Written request »
Locate and copy each line in the data that contains the word "image".

····················

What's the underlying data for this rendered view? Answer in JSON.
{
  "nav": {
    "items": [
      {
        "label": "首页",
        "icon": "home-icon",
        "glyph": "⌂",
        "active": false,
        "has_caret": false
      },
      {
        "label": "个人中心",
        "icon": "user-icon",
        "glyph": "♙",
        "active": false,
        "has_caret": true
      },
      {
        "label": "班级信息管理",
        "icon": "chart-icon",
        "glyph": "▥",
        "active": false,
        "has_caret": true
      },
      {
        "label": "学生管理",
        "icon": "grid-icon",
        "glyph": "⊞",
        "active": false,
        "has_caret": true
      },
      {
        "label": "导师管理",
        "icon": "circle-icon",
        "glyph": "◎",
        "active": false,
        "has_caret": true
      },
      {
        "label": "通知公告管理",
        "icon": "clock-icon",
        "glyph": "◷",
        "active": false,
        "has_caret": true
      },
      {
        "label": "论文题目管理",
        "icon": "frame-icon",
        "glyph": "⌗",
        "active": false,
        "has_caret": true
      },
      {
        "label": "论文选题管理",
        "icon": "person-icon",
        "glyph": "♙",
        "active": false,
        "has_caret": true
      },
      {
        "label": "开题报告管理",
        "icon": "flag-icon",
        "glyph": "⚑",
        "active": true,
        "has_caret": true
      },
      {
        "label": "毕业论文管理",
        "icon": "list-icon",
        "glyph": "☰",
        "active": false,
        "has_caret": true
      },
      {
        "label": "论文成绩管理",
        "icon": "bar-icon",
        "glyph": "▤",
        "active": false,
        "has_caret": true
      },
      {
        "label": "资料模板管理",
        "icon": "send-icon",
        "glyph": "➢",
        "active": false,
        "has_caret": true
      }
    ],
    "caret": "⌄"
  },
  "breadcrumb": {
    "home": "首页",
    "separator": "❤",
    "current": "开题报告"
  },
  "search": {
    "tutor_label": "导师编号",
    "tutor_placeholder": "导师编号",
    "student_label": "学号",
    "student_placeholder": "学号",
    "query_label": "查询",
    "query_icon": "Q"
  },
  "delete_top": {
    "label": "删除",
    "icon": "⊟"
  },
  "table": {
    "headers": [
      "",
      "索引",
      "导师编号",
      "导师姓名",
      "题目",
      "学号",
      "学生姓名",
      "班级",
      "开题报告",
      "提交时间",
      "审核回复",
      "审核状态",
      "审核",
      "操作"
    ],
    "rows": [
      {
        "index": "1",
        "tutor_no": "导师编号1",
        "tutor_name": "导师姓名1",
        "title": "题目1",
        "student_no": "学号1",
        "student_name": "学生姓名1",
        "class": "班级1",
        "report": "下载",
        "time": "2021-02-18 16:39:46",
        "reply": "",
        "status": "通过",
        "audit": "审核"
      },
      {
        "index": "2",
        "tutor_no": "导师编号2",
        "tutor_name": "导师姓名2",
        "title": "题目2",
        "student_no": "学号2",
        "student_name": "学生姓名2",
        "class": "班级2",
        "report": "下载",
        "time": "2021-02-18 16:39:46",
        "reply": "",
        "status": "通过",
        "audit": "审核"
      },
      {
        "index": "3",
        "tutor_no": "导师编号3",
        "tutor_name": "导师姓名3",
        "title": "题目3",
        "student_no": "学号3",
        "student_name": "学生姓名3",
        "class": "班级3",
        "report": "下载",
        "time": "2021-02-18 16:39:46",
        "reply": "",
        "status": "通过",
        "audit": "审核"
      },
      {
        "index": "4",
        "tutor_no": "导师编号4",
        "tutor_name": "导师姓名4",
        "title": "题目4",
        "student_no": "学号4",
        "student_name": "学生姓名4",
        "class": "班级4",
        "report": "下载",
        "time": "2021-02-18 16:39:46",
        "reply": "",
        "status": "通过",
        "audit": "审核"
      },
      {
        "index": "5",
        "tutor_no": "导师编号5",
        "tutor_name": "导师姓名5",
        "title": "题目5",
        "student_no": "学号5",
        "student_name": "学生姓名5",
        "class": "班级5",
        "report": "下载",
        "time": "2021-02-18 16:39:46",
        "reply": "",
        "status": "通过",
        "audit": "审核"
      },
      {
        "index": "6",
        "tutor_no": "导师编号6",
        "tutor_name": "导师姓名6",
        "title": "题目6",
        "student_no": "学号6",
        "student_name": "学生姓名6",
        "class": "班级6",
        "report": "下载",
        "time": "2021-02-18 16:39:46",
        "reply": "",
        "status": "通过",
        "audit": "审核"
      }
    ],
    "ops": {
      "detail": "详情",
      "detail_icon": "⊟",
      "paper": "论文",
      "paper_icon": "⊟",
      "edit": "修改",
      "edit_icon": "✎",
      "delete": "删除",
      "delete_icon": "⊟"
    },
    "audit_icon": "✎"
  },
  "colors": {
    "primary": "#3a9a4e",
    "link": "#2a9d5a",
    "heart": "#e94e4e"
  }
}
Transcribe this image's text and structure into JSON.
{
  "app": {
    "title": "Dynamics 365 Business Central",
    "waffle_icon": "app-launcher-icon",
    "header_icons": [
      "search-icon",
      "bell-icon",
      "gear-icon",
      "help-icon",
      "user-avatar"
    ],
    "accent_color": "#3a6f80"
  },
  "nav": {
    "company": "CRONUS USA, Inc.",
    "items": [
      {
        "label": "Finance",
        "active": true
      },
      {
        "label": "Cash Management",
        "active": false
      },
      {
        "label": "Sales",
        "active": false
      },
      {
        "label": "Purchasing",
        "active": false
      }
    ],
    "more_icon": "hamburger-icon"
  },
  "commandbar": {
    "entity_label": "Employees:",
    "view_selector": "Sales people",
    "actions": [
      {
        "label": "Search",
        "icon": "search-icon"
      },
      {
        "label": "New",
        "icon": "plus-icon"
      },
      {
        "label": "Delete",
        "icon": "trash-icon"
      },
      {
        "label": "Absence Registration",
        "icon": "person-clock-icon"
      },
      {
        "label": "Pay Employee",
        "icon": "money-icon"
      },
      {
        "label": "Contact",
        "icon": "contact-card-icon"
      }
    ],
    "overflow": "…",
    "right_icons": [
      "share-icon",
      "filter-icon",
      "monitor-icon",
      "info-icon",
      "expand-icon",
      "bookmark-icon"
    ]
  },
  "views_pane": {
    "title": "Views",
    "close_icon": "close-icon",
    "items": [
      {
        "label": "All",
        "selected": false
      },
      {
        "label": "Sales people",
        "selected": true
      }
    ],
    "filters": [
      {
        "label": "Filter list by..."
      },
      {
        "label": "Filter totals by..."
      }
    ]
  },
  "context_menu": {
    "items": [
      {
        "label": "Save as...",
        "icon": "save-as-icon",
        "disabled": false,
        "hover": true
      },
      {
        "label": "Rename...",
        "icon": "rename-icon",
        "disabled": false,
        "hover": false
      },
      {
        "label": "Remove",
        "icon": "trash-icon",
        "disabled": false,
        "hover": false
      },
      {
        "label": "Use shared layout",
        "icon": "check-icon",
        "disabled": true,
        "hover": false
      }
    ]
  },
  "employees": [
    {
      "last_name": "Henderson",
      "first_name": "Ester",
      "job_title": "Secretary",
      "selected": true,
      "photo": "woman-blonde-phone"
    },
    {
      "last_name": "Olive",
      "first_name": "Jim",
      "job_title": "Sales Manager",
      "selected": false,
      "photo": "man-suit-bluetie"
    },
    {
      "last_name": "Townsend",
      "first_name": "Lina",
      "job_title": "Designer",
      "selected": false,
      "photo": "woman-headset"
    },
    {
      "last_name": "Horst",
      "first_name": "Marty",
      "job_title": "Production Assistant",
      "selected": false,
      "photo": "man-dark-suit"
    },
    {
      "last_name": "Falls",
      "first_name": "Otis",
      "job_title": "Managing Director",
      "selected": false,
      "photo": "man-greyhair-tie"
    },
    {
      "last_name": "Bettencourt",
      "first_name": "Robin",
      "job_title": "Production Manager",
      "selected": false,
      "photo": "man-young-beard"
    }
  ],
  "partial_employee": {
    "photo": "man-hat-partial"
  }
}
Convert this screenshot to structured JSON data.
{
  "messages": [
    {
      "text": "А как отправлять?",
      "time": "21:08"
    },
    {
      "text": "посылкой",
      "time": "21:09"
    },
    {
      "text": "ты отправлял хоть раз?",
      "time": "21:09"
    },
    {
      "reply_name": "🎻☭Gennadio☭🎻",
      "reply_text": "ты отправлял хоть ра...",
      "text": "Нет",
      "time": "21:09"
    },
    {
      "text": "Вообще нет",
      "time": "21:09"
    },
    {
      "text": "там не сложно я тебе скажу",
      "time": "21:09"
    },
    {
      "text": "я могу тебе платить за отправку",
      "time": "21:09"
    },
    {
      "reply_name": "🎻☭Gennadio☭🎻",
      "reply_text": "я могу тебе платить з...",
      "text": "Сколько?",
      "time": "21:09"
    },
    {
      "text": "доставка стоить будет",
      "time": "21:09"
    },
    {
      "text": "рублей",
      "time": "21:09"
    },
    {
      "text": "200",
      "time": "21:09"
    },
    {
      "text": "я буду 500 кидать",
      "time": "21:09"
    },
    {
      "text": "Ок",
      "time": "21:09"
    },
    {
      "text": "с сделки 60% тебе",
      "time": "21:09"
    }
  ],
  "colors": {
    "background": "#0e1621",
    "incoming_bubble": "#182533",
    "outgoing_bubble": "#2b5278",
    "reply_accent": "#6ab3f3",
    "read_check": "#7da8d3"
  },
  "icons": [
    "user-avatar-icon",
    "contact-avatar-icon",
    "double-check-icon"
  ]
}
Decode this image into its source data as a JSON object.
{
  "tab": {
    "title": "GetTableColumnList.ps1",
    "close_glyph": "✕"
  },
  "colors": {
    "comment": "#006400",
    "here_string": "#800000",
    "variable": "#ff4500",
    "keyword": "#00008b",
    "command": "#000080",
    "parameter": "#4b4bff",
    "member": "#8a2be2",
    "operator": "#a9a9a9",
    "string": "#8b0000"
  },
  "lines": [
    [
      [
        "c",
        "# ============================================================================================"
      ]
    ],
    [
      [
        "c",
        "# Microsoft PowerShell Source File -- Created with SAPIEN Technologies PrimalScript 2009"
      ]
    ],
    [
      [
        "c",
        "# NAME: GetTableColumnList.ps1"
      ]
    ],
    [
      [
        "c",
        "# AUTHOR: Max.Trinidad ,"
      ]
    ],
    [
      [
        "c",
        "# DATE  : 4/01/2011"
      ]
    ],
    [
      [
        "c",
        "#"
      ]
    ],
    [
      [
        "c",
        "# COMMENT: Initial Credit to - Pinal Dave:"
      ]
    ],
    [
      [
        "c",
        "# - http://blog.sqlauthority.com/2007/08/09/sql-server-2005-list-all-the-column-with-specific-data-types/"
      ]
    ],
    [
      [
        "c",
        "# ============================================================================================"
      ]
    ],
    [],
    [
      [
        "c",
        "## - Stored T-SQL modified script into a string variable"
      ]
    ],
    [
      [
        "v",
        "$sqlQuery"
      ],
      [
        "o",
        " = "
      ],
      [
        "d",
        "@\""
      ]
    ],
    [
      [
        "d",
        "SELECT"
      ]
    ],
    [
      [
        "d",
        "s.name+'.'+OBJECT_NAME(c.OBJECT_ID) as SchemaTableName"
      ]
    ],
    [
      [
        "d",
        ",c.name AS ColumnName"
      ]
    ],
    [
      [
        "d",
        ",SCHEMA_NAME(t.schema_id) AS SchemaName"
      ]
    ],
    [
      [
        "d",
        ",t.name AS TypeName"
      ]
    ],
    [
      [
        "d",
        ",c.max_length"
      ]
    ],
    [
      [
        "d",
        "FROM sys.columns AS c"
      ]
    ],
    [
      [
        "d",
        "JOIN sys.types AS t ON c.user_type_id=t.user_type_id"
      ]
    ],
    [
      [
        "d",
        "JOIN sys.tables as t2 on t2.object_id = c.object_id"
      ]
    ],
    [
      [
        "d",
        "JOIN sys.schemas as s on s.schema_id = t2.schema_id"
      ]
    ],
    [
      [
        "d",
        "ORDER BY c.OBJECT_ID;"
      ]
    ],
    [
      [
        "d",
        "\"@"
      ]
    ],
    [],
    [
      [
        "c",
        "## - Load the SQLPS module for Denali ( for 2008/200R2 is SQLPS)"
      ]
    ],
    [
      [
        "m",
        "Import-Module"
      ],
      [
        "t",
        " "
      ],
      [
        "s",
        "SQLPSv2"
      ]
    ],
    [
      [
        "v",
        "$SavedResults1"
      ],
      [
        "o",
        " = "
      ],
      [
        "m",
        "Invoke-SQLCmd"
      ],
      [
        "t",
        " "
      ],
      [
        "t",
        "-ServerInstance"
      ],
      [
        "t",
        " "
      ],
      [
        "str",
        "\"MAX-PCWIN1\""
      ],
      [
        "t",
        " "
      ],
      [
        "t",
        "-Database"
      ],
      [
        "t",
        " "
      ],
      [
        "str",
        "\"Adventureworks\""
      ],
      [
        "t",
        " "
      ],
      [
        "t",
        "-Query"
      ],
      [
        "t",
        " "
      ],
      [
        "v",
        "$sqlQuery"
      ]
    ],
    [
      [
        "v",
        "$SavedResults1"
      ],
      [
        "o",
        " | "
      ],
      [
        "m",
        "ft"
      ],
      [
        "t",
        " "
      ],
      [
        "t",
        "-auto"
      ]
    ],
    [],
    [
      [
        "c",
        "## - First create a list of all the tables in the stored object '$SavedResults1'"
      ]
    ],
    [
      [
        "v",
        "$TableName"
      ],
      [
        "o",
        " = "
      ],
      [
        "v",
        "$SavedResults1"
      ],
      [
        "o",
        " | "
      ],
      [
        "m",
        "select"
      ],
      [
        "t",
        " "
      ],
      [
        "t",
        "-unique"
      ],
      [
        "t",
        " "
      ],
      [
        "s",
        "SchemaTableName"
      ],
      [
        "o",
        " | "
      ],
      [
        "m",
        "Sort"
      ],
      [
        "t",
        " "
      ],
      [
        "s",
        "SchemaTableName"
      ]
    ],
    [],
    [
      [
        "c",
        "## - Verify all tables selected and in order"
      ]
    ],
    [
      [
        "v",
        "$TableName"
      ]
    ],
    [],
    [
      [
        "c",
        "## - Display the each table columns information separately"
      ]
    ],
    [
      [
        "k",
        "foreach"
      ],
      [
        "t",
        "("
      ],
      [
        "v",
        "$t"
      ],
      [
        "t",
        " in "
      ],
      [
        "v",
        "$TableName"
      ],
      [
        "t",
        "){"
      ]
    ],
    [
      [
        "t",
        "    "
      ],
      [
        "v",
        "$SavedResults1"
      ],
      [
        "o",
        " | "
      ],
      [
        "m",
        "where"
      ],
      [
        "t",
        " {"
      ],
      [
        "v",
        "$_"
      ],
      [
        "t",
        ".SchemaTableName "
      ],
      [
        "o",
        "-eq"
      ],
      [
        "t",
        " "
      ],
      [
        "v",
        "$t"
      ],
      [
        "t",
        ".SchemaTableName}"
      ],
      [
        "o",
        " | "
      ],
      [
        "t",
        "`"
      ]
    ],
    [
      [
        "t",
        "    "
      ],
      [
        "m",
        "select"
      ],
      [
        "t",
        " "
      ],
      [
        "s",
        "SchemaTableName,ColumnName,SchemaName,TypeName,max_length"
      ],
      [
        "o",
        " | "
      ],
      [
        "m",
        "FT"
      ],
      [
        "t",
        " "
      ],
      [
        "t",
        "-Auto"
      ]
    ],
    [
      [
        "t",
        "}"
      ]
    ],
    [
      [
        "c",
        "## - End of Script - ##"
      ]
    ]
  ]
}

····················

Completed exercise »
Transcribe this image's text and structure into JSON.
Decode this image into its source data as a JSON object.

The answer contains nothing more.